▶ Items
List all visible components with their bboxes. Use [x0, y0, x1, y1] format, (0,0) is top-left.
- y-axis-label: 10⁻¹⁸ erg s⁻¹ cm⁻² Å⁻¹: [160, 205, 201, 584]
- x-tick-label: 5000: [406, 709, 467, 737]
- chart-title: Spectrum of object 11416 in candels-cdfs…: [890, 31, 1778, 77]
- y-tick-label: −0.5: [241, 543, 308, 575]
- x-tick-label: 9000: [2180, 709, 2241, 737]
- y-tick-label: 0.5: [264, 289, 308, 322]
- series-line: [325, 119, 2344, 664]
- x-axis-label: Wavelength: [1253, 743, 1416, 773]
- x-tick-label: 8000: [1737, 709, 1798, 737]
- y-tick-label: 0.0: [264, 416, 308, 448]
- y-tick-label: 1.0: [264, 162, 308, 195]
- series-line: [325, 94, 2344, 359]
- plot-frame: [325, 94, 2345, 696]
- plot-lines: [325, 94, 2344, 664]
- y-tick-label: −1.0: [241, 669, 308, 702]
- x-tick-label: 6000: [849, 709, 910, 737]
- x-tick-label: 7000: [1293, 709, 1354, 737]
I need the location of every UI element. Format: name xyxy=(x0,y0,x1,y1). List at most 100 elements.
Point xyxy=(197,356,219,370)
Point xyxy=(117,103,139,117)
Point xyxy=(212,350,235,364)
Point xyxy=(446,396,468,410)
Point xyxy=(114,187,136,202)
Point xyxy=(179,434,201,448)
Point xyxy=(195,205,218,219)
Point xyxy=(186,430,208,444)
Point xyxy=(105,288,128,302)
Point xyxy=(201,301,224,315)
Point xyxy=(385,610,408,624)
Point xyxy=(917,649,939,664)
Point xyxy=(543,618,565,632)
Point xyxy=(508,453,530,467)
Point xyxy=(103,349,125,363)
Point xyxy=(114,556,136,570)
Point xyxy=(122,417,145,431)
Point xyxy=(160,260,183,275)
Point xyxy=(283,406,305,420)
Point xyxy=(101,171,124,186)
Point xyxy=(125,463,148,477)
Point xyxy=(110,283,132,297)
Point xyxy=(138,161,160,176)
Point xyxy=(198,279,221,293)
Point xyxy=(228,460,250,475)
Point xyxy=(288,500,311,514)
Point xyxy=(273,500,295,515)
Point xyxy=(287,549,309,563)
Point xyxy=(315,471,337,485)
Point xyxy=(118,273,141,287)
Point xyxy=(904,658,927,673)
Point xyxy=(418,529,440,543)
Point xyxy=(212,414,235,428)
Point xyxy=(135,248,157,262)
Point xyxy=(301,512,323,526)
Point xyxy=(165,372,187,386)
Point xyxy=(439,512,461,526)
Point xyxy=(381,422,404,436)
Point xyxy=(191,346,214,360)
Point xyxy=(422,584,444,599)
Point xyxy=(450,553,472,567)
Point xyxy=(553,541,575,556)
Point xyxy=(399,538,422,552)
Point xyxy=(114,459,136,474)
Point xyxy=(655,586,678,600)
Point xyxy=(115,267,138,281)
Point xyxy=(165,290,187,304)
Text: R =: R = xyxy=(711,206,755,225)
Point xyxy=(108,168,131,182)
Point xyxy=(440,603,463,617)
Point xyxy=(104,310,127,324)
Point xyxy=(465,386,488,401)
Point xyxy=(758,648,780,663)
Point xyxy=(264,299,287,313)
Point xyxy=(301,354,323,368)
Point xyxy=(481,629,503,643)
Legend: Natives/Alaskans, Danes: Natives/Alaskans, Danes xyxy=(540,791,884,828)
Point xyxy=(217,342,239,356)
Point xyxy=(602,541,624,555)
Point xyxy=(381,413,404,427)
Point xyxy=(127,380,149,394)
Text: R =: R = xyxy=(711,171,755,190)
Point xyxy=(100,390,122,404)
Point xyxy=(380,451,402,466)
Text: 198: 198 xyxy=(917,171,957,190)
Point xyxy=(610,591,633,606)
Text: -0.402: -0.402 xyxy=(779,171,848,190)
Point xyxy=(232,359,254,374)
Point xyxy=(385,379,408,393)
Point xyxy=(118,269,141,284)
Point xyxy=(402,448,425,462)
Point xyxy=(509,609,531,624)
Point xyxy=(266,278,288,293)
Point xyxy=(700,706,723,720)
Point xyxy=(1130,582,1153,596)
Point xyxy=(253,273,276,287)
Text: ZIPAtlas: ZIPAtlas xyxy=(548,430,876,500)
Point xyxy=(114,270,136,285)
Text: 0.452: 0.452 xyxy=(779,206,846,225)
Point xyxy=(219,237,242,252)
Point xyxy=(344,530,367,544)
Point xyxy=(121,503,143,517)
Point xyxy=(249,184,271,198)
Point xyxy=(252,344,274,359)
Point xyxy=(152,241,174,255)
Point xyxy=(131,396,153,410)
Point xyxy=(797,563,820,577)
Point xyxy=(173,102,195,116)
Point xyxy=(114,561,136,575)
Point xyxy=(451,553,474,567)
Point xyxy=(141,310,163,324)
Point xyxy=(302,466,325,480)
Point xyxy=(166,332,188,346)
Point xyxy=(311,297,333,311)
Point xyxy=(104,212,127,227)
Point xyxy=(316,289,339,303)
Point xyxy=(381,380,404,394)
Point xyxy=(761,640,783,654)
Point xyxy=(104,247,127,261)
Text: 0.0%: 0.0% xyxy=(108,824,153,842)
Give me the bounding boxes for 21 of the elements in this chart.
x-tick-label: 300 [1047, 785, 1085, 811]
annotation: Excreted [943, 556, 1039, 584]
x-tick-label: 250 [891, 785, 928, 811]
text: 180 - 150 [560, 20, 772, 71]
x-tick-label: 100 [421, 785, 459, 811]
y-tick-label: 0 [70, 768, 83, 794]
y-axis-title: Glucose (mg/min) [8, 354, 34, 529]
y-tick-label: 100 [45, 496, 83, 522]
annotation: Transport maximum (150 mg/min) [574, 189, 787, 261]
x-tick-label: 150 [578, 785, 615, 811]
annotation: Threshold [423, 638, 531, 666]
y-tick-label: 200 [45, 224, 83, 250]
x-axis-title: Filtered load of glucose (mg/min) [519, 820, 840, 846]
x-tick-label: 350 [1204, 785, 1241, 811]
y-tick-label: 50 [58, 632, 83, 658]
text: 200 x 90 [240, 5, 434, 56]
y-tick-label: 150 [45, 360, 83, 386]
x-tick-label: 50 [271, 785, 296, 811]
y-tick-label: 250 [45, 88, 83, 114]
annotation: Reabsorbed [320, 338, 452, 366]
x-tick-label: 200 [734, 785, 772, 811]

▶ What is required
Swap every occurrence of "x-tick-label" in the rows above for "x-axis-tick", and write the rows out again with nothing else changed.

▶ Task response
List all visible components with their bboxes. Use [x0, y0, x1, y1] format, (0,0) is top-left.
- y-axis-label: 10⁻¹⁸ erg s⁻¹ cm⁻² Å⁻¹: [160, 205, 201, 584]
- x-axis-tick: 5000: [406, 709, 467, 737]
- chart-title: Spectrum of object 11416 in candels-cdfs…: [890, 31, 1778, 77]
- y-tick-label: −0.5: [241, 543, 308, 575]
- x-axis-tick: 9000: [2180, 709, 2241, 737]
- y-tick-label: 0.5: [264, 289, 308, 322]
- series-line: [325, 119, 2344, 664]
- x-axis-label: Wavelength: [1253, 743, 1416, 773]
- x-axis-tick: 8000: [1737, 709, 1798, 737]
- y-tick-label: 0.0: [264, 416, 308, 448]
- y-tick-label: 1.0: [264, 162, 308, 195]
- series-line: [325, 94, 2344, 359]
- plot-frame: [325, 94, 2345, 696]
- plot-lines: [325, 94, 2344, 664]
- y-tick-label: −1.0: [241, 669, 308, 702]
- x-axis-tick: 6000: [849, 709, 910, 737]
- x-axis-tick: 7000: [1293, 709, 1354, 737]
I need the location of every UI element. Format: name xyxy=(x0,y0,x1,y1). List at most 100 elements.
Point xyxy=(197,356,219,370)
Point xyxy=(117,103,139,117)
Point xyxy=(212,350,235,364)
Point xyxy=(446,396,468,410)
Point xyxy=(114,187,136,202)
Point xyxy=(179,434,201,448)
Point xyxy=(195,205,218,219)
Point xyxy=(186,430,208,444)
Point xyxy=(105,288,128,302)
Point xyxy=(201,301,224,315)
Point xyxy=(385,610,408,624)
Point xyxy=(917,649,939,664)
Point xyxy=(543,618,565,632)
Point xyxy=(508,453,530,467)
Point xyxy=(103,349,125,363)
Point xyxy=(114,556,136,570)
Point xyxy=(122,417,145,431)
Point xyxy=(160,260,183,275)
Point xyxy=(283,406,305,420)
Point xyxy=(101,171,124,186)
Point xyxy=(125,463,148,477)
Point xyxy=(110,283,132,297)
Point xyxy=(138,161,160,176)
Point xyxy=(198,279,221,293)
Point xyxy=(228,460,250,475)
Point xyxy=(288,500,311,514)
Point xyxy=(273,500,295,515)
Point xyxy=(287,549,309,563)
Point xyxy=(315,471,337,485)
Point xyxy=(118,273,141,287)
Point xyxy=(904,658,927,673)
Point xyxy=(418,529,440,543)
Point xyxy=(212,414,235,428)
Point xyxy=(135,248,157,262)
Point xyxy=(301,512,323,526)
Point xyxy=(165,372,187,386)
Point xyxy=(439,512,461,526)
Point xyxy=(381,422,404,436)
Point xyxy=(191,346,214,360)
Point xyxy=(422,584,444,599)
Point xyxy=(450,553,472,567)
Point xyxy=(553,541,575,556)
Point xyxy=(399,538,422,552)
Point xyxy=(114,459,136,474)
Point xyxy=(655,586,678,600)
Point xyxy=(115,267,138,281)
Point xyxy=(165,290,187,304)
Text: R =: R = xyxy=(711,206,755,225)
Point xyxy=(108,168,131,182)
Point xyxy=(440,603,463,617)
Point xyxy=(104,310,127,324)
Point xyxy=(465,386,488,401)
Point xyxy=(758,648,780,663)
Point xyxy=(264,299,287,313)
Point xyxy=(301,354,323,368)
Point xyxy=(481,629,503,643)
Legend: Natives/Alaskans, Danes: Natives/Alaskans, Danes xyxy=(540,791,884,828)
Point xyxy=(217,342,239,356)
Point xyxy=(602,541,624,555)
Point xyxy=(381,413,404,427)
Point xyxy=(127,380,149,394)
Text: R =: R = xyxy=(711,171,755,190)
Point xyxy=(100,390,122,404)
Point xyxy=(380,451,402,466)
Text: 198: 198 xyxy=(917,171,957,190)
Point xyxy=(610,591,633,606)
Text: -0.402: -0.402 xyxy=(779,171,848,190)
Point xyxy=(232,359,254,374)
Point xyxy=(385,379,408,393)
Point xyxy=(118,269,141,284)
Point xyxy=(402,448,425,462)
Point xyxy=(509,609,531,624)
Point xyxy=(266,278,288,293)
Point xyxy=(700,706,723,720)
Point xyxy=(1130,582,1153,596)
Point xyxy=(253,273,276,287)
Text: ZIPAtlas: ZIPAtlas xyxy=(548,430,876,500)
Point xyxy=(114,270,136,285)
Text: 0.452: 0.452 xyxy=(779,206,846,225)
Point xyxy=(219,237,242,252)
Point xyxy=(344,530,367,544)
Point xyxy=(121,503,143,517)
Point xyxy=(249,184,271,198)
Point xyxy=(252,344,274,359)
Point xyxy=(152,241,174,255)
Point xyxy=(131,396,153,410)
Point xyxy=(797,563,820,577)
Point xyxy=(173,102,195,116)
Point xyxy=(114,561,136,575)
Point xyxy=(451,553,474,567)
Point xyxy=(141,310,163,324)
Point xyxy=(302,466,325,480)
Point xyxy=(166,332,188,346)
Point xyxy=(311,297,333,311)
Point xyxy=(104,212,127,227)
Point xyxy=(316,289,339,303)
Point xyxy=(381,380,404,394)
Point xyxy=(761,640,783,654)
Point xyxy=(104,247,127,261)
Text: 0.0%: 0.0% xyxy=(108,824,153,842)
Give me the bounding boxes for 21 of the elements in this chart.
x-axis-tick: 300 [1047, 785, 1085, 811]
annotation: Excreted [943, 556, 1039, 584]
x-axis-tick: 250 [891, 785, 928, 811]
text: 180 - 150 [560, 20, 772, 71]
x-axis-tick: 100 [421, 785, 459, 811]
y-tick-label: 0 [70, 768, 83, 794]
y-axis-title: Glucose (mg/min) [8, 354, 34, 529]
y-tick-label: 100 [45, 496, 83, 522]
annotation: Transport maximum (150 mg/min) [574, 189, 787, 261]
x-axis-tick: 150 [578, 785, 615, 811]
annotation: Threshold [423, 638, 531, 666]
y-tick-label: 200 [45, 224, 83, 250]
x-axis-title: Filtered load of glucose (mg/min) [519, 820, 840, 846]
x-axis-tick: 350 [1204, 785, 1241, 811]
y-tick-label: 50 [58, 632, 83, 658]
text: 200 x 90 [240, 5, 434, 56]
y-tick-label: 150 [45, 360, 83, 386]
x-axis-tick: 50 [271, 785, 296, 811]
y-tick-label: 250 [45, 88, 83, 114]
annotation: Reabsorbed [320, 338, 452, 366]
x-axis-tick: 200 [734, 785, 772, 811]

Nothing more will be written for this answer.